=== Task directions ===
Every record should be written out exactly, with the pictures left out.

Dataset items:

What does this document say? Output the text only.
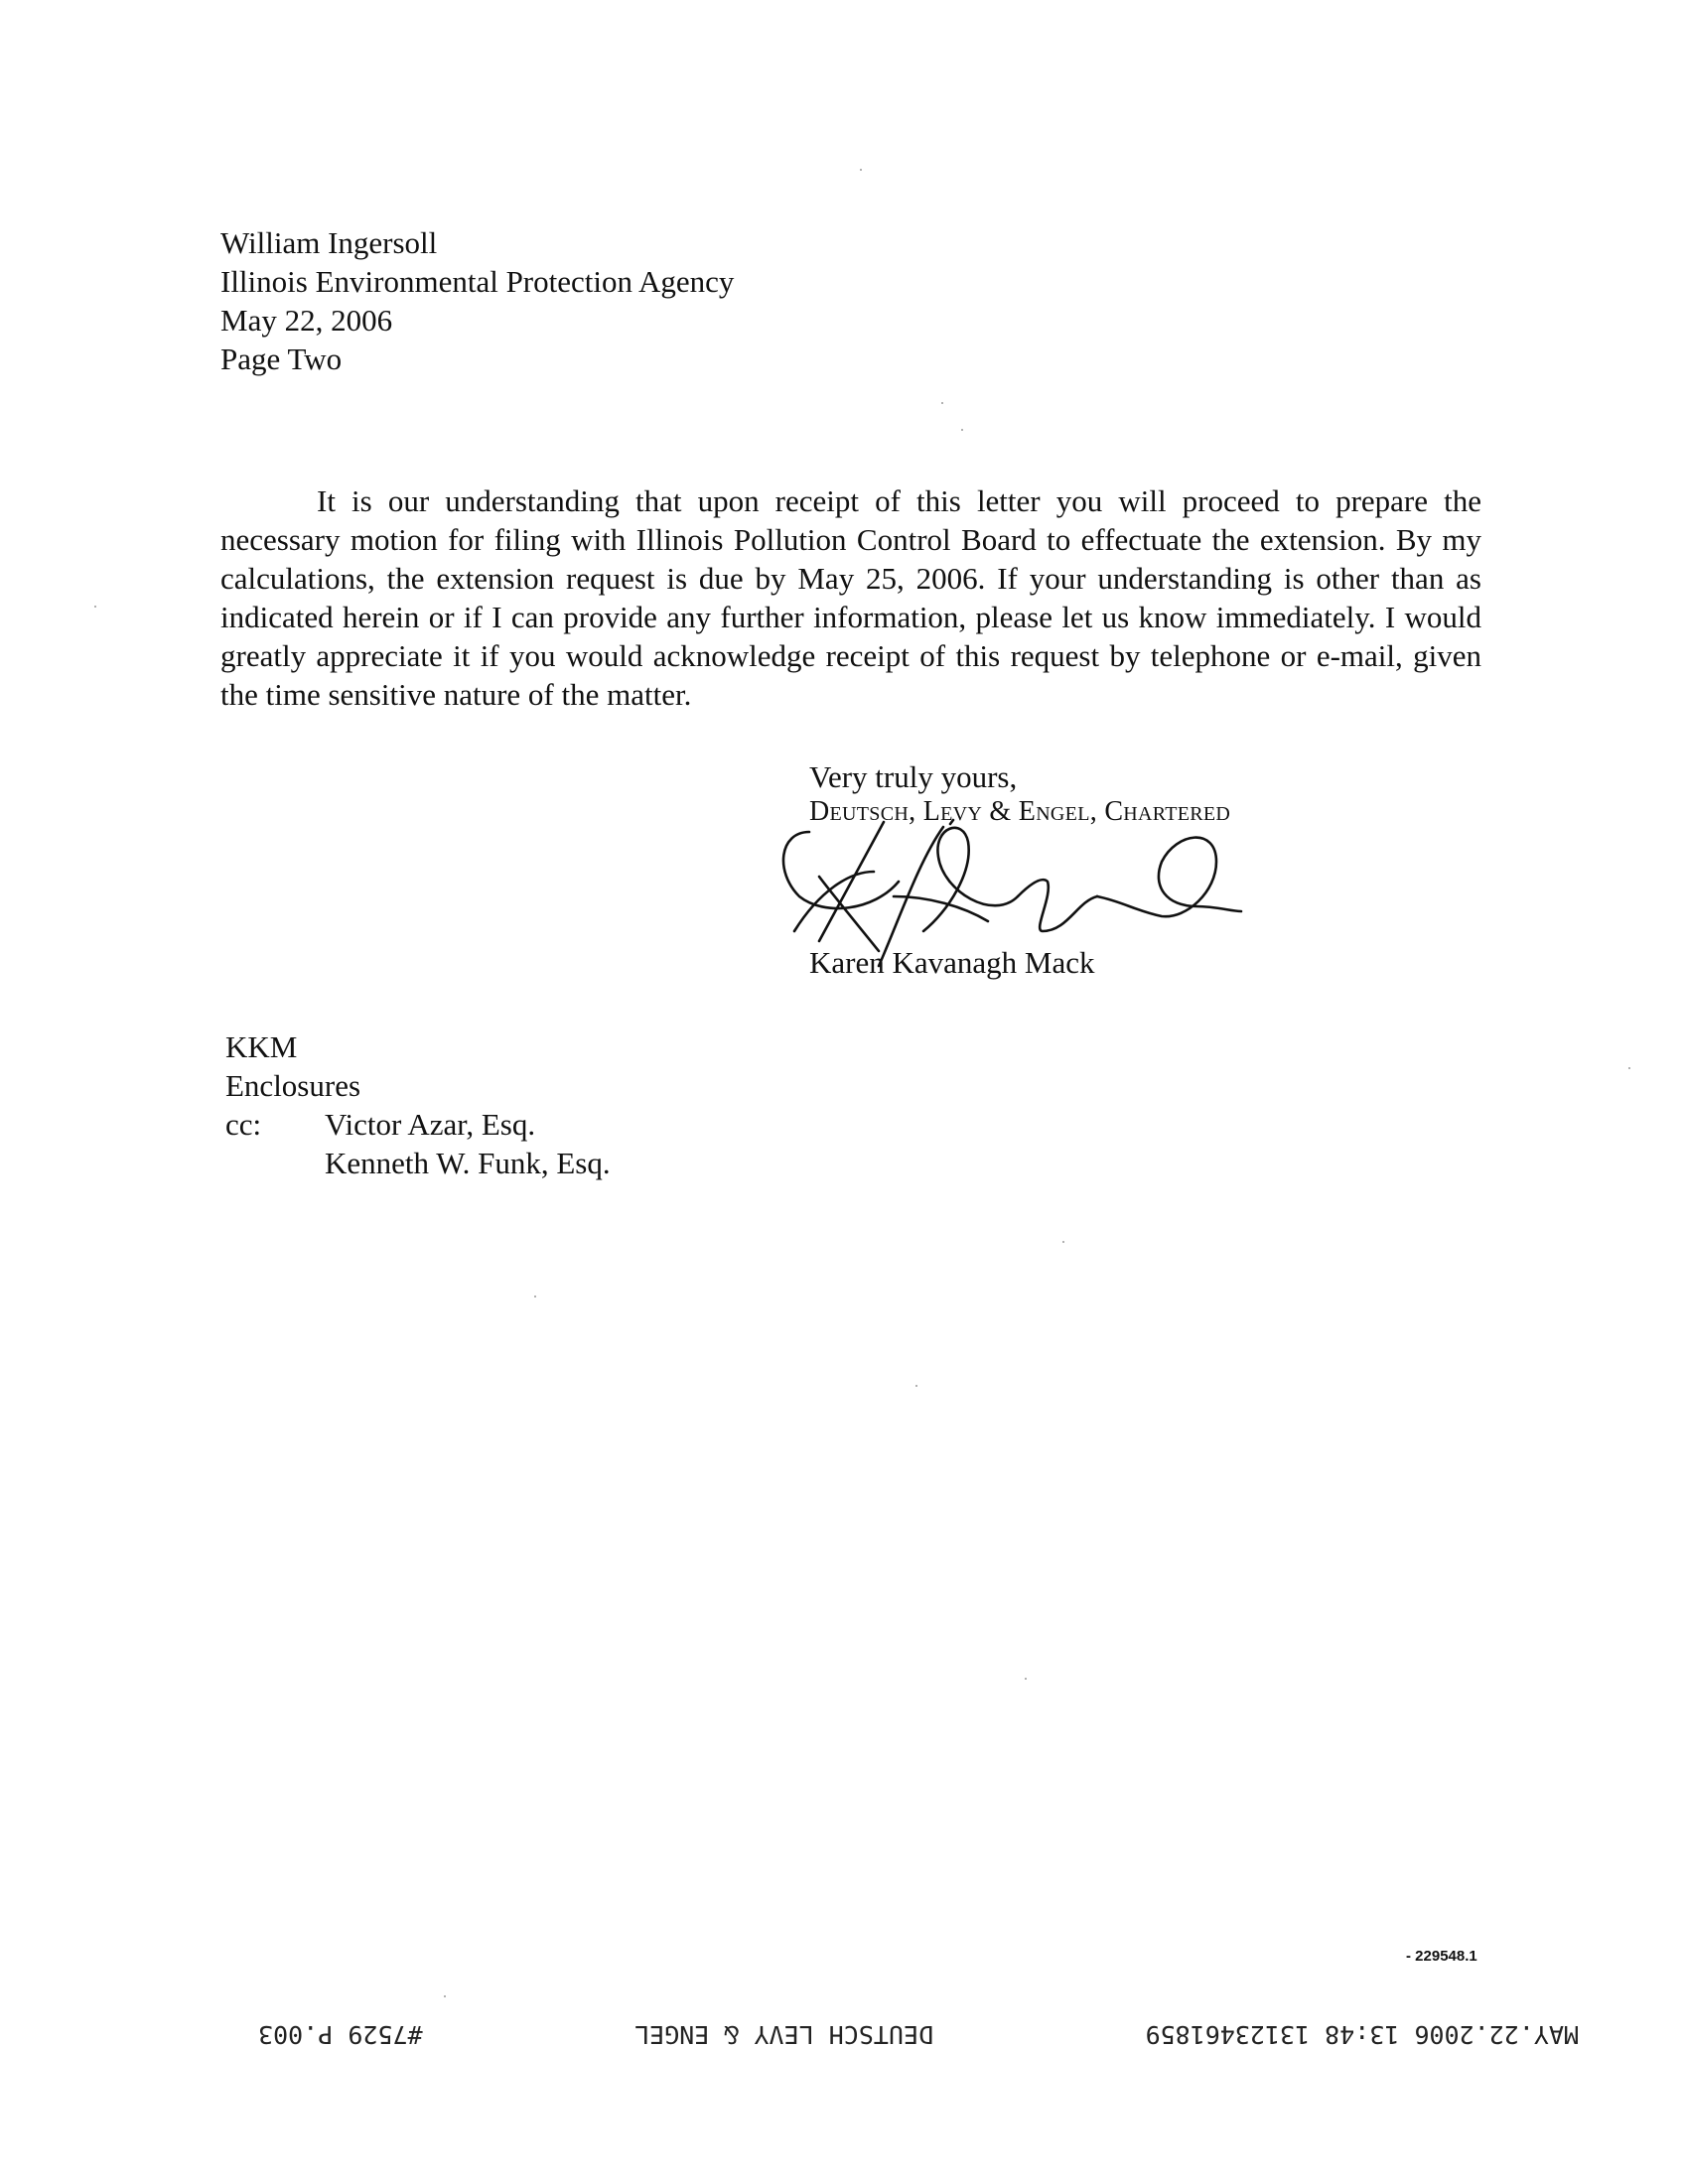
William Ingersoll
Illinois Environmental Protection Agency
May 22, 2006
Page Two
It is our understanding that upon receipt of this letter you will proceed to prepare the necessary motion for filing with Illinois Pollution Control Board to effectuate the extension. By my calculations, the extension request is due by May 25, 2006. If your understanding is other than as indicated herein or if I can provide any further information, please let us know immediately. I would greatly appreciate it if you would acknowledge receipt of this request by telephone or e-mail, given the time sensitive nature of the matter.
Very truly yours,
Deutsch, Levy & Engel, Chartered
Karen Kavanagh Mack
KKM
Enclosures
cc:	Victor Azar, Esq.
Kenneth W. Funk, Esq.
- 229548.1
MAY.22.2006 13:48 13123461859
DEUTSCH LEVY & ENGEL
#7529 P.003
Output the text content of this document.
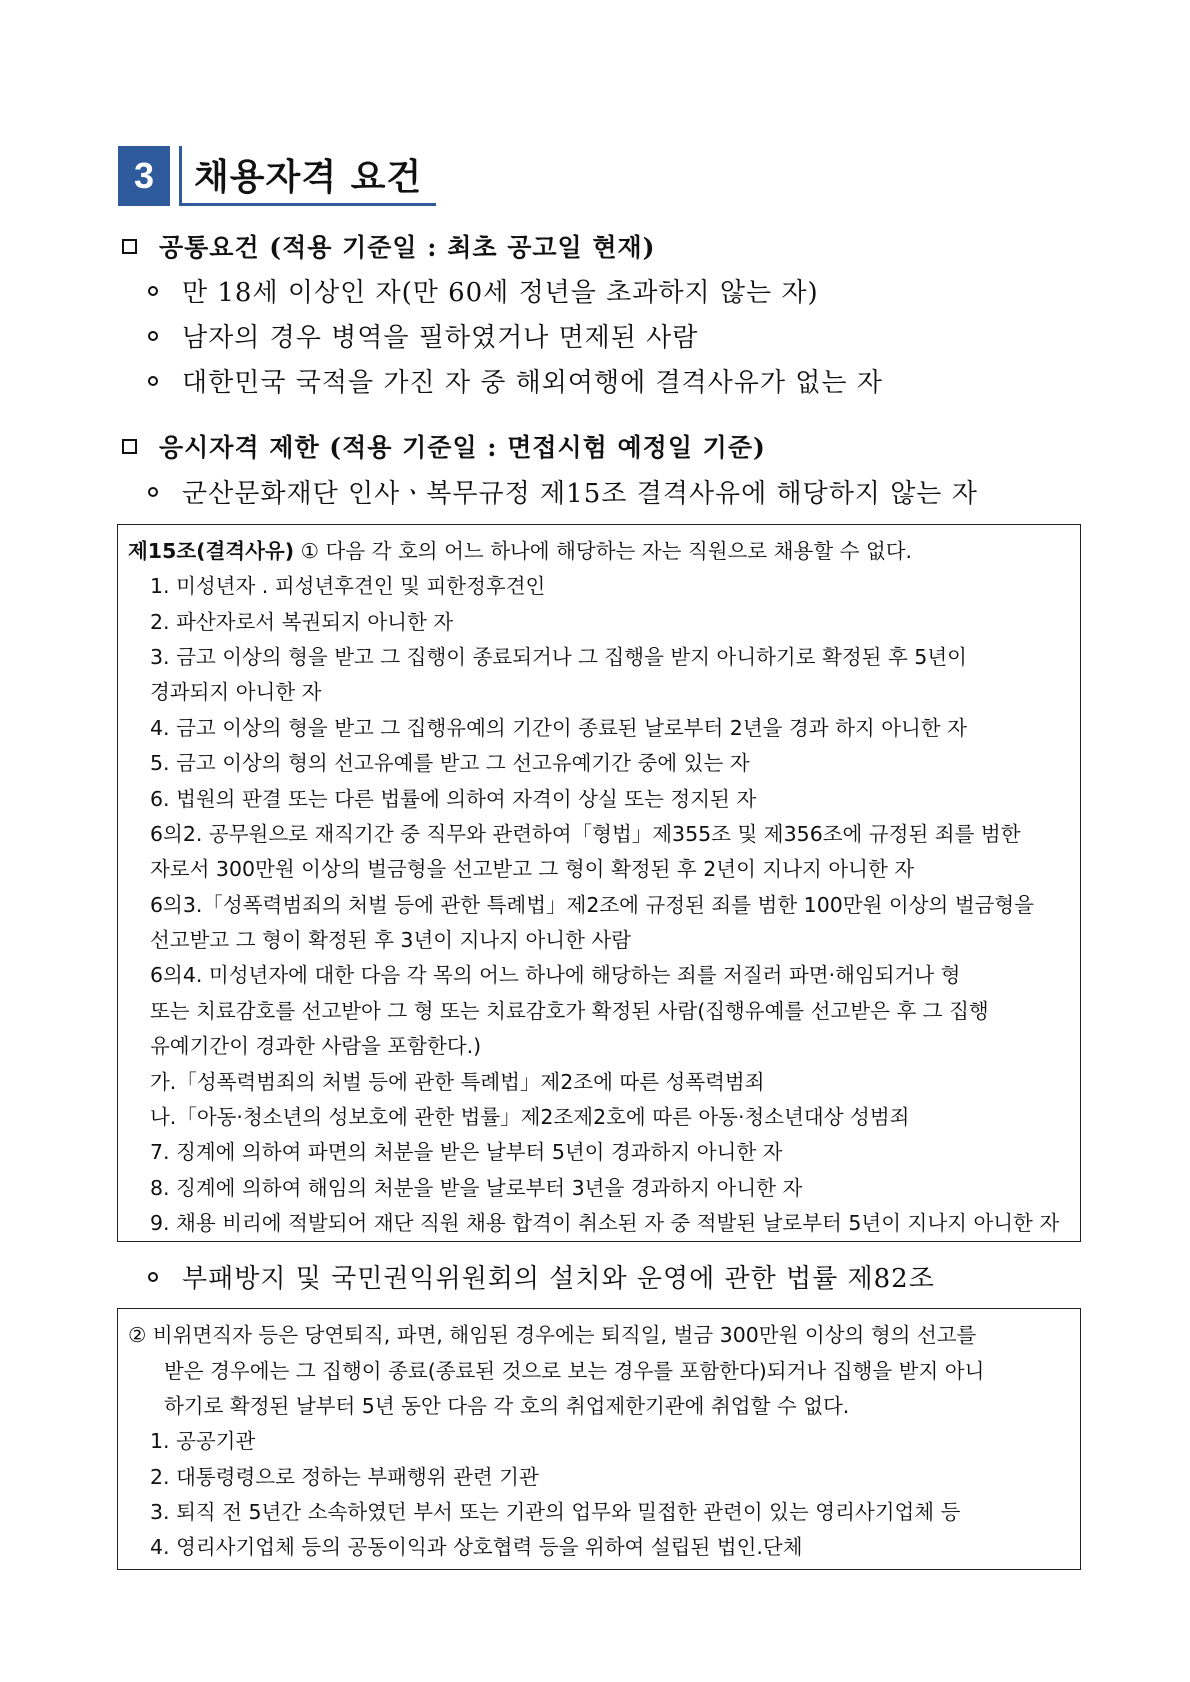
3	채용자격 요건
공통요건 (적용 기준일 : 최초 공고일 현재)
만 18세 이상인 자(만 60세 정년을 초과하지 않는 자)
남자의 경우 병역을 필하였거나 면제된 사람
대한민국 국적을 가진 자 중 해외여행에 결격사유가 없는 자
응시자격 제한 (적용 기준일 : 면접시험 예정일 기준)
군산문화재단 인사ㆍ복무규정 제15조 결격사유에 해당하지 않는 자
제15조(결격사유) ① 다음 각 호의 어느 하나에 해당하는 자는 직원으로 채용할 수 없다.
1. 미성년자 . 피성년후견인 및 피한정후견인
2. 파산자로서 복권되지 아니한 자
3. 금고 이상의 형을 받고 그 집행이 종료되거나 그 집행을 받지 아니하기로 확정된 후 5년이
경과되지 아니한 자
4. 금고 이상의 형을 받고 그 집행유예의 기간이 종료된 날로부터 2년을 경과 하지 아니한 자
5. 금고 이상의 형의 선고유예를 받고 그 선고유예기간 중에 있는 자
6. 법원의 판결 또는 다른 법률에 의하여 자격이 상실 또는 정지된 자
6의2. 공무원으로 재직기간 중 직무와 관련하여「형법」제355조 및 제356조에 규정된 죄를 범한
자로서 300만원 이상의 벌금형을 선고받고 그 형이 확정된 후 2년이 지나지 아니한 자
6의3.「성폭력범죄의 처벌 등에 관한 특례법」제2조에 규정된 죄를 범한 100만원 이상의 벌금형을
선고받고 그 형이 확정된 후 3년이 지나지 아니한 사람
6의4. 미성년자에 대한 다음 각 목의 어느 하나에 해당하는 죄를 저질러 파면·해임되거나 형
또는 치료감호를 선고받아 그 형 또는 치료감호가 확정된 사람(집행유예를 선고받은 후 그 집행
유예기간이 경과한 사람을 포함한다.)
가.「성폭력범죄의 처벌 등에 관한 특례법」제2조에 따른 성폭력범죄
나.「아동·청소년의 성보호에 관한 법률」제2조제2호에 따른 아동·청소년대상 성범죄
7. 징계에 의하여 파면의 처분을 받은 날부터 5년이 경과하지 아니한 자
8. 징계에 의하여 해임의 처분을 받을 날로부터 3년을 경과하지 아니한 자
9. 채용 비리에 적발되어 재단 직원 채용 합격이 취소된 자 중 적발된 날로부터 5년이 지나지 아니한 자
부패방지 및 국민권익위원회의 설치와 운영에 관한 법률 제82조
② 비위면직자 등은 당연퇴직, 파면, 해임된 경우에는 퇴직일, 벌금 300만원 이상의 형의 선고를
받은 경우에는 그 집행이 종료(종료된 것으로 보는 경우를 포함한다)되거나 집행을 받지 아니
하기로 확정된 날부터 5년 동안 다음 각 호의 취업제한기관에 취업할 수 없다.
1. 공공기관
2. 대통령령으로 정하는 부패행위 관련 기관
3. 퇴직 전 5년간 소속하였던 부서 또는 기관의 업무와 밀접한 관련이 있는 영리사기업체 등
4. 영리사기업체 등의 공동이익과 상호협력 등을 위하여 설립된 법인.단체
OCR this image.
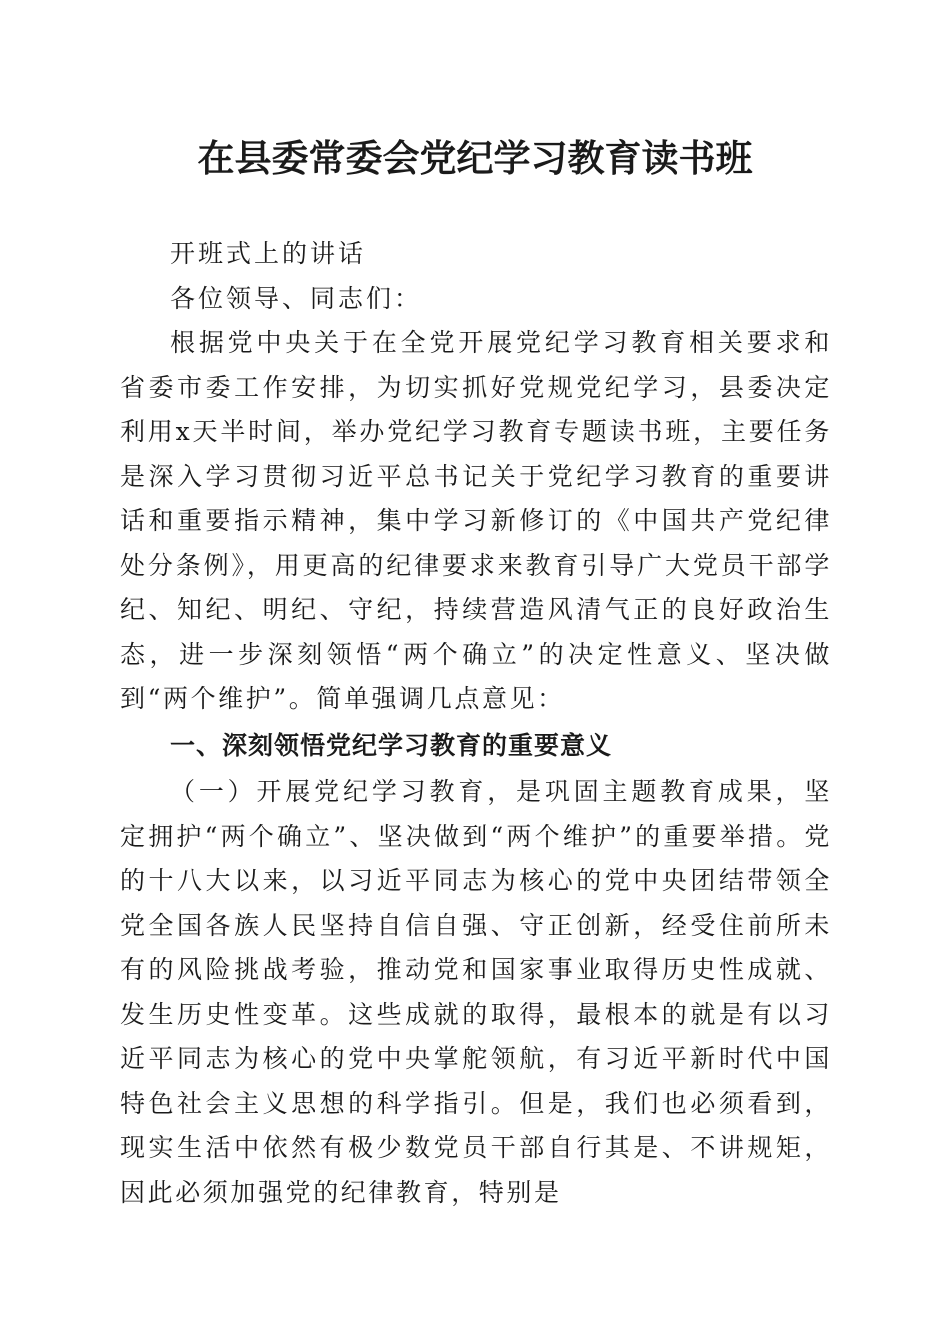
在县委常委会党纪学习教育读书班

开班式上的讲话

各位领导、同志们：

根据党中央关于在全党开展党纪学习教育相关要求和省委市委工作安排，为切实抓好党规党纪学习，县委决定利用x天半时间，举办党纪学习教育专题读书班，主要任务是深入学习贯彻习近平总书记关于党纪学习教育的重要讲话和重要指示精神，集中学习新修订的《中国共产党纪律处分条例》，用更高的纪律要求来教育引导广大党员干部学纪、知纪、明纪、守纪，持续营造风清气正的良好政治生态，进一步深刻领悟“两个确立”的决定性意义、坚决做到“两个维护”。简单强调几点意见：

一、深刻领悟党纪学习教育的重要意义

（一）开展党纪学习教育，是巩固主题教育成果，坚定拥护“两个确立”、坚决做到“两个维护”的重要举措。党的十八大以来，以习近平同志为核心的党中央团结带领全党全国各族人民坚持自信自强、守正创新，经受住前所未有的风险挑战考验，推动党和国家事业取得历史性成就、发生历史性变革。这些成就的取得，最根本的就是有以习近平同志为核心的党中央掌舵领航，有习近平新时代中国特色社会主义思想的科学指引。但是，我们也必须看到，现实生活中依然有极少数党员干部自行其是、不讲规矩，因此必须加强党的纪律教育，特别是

=== Result of the exercise ===
What does this document say? Output the text only.
William Ingersoll
Illinois Environmental Protection Agency
May 22, 2006
Page Two
It is our understanding that upon receipt of this letter you will proceed to prepare the necessary motion for filing with Illinois Pollution Control Board to effectuate the extension. By my calculations, the extension request is due by May 25, 2006. If your understanding is other than as indicated herein or if I can provide any further information, please let us know immediately. I would greatly appreciate it if you would acknowledge receipt of this request by telephone or e-mail, given the time sensitive nature of the matter.
Very truly yours,
Deutsch, Levy & Engel, Chartered
Karen Kavanagh Mack
KKM
Enclosures
cc:	Victor Azar, Esq.
Kenneth W. Funk, Esq.
- 229548.1
MAY.22.2006 13:48 13123461859
DEUTSCH LEVY & ENGEL
#7529 P.003
Output the text content of this document.
3	채용자격 요건
공통요건 (적용 기준일 : 최초 공고일 현재)
만 18세 이상인 자(만 60세 정년을 초과하지 않는 자)
남자의 경우 병역을 필하였거나 면제된 사람
대한민국 국적을 가진 자 중 해외여행에 결격사유가 없는 자
응시자격 제한 (적용 기준일 : 면접시험 예정일 기준)
군산문화재단 인사ㆍ복무규정 제15조 결격사유에 해당하지 않는 자
제15조(결격사유) ① 다음 각 호의 어느 하나에 해당하는 자는 직원으로 채용할 수 없다.
1. 미성년자 . 피성년후견인 및 피한정후견인
2. 파산자로서 복권되지 아니한 자
3. 금고 이상의 형을 받고 그 집행이 종료되거나 그 집행을 받지 아니하기로 확정된 후 5년이
경과되지 아니한 자
4. 금고 이상의 형을 받고 그 집행유예의 기간이 종료된 날로부터 2년을 경과 하지 아니한 자
5. 금고 이상의 형의 선고유예를 받고 그 선고유예기간 중에 있는 자
6. 법원의 판결 또는 다른 법률에 의하여 자격이 상실 또는 정지된 자
6의2. 공무원으로 재직기간 중 직무와 관련하여「형법」제355조 및 제356조에 규정된 죄를 범한
자로서 300만원 이상의 벌금형을 선고받고 그 형이 확정된 후 2년이 지나지 아니한 자
6의3.「성폭력범죄의 처벌 등에 관한 특례법」제2조에 규정된 죄를 범한 100만원 이상의 벌금형을
선고받고 그 형이 확정된 후 3년이 지나지 아니한 사람
6의4. 미성년자에 대한 다음 각 목의 어느 하나에 해당하는 죄를 저질러 파면·해임되거나 형
또는 치료감호를 선고받아 그 형 또는 치료감호가 확정된 사람(집행유예를 선고받은 후 그 집행
유예기간이 경과한 사람을 포함한다.)
가.「성폭력범죄의 처벌 등에 관한 특례법」제2조에 따른 성폭력범죄
나.「아동·청소년의 성보호에 관한 법률」제2조제2호에 따른 아동·청소년대상 성범죄
7. 징계에 의하여 파면의 처분을 받은 날부터 5년이 경과하지 아니한 자
8. 징계에 의하여 해임의 처분을 받을 날로부터 3년을 경과하지 아니한 자
9. 채용 비리에 적발되어 재단 직원 채용 합격이 취소된 자 중 적발된 날로부터 5년이 지나지 아니한 자
부패방지 및 국민권익위원회의 설치와 운영에 관한 법률 제82조
② 비위면직자 등은 당연퇴직, 파면, 해임된 경우에는 퇴직일, 벌금 300만원 이상의 형의 선고를
받은 경우에는 그 집행이 종료(종료된 것으로 보는 경우를 포함한다)되거나 집행을 받지 아니
하기로 확정된 날부터 5년 동안 다음 각 호의 취업제한기관에 취업할 수 없다.
1. 공공기관
2. 대통령령으로 정하는 부패행위 관련 기관
3. 퇴직 전 5년간 소속하였던 부서 또는 기관의 업무와 밀접한 관련이 있는 영리사기업체 등
4. 영리사기업체 등의 공동이익과 상호협력 등을 위하여 설립된 법인.단체
OCR this image.
在县委常委会党纪学习教育读书班

开班式上的讲话

各位领导、同志们：

根据党中央关于在全党开展党纪学习教育相关要求和省委市委工作安排，为切实抓好党规党纪学习，县委决定利用x天半时间，举办党纪学习教育专题读书班，主要任务是深入学习贯彻习近平总书记关于党纪学习教育的重要讲话和重要指示精神，集中学习新修订的《中国共产党纪律处分条例》，用更高的纪律要求来教育引导广大党员干部学纪、知纪、明纪、守纪，持续营造风清气正的良好政治生态，进一步深刻领悟“两个确立”的决定性意义、坚决做到“两个维护”。简单强调几点意见：

一、深刻领悟党纪学习教育的重要意义

（一）开展党纪学习教育，是巩固主题教育成果，坚定拥护“两个确立”、坚决做到“两个维护”的重要举措。党的十八大以来，以习近平同志为核心的党中央团结带领全党全国各族人民坚持自信自强、守正创新，经受住前所未有的风险挑战考验，推动党和国家事业取得历史性成就、发生历史性变革。这些成就的取得，最根本的就是有以习近平同志为核心的党中央掌舵领航，有习近平新时代中国特色社会主义思想的科学指引。但是，我们也必须看到，现实生活中依然有极少数党员干部自行其是、不讲规矩，因此必须加强党的纪律教育，特别是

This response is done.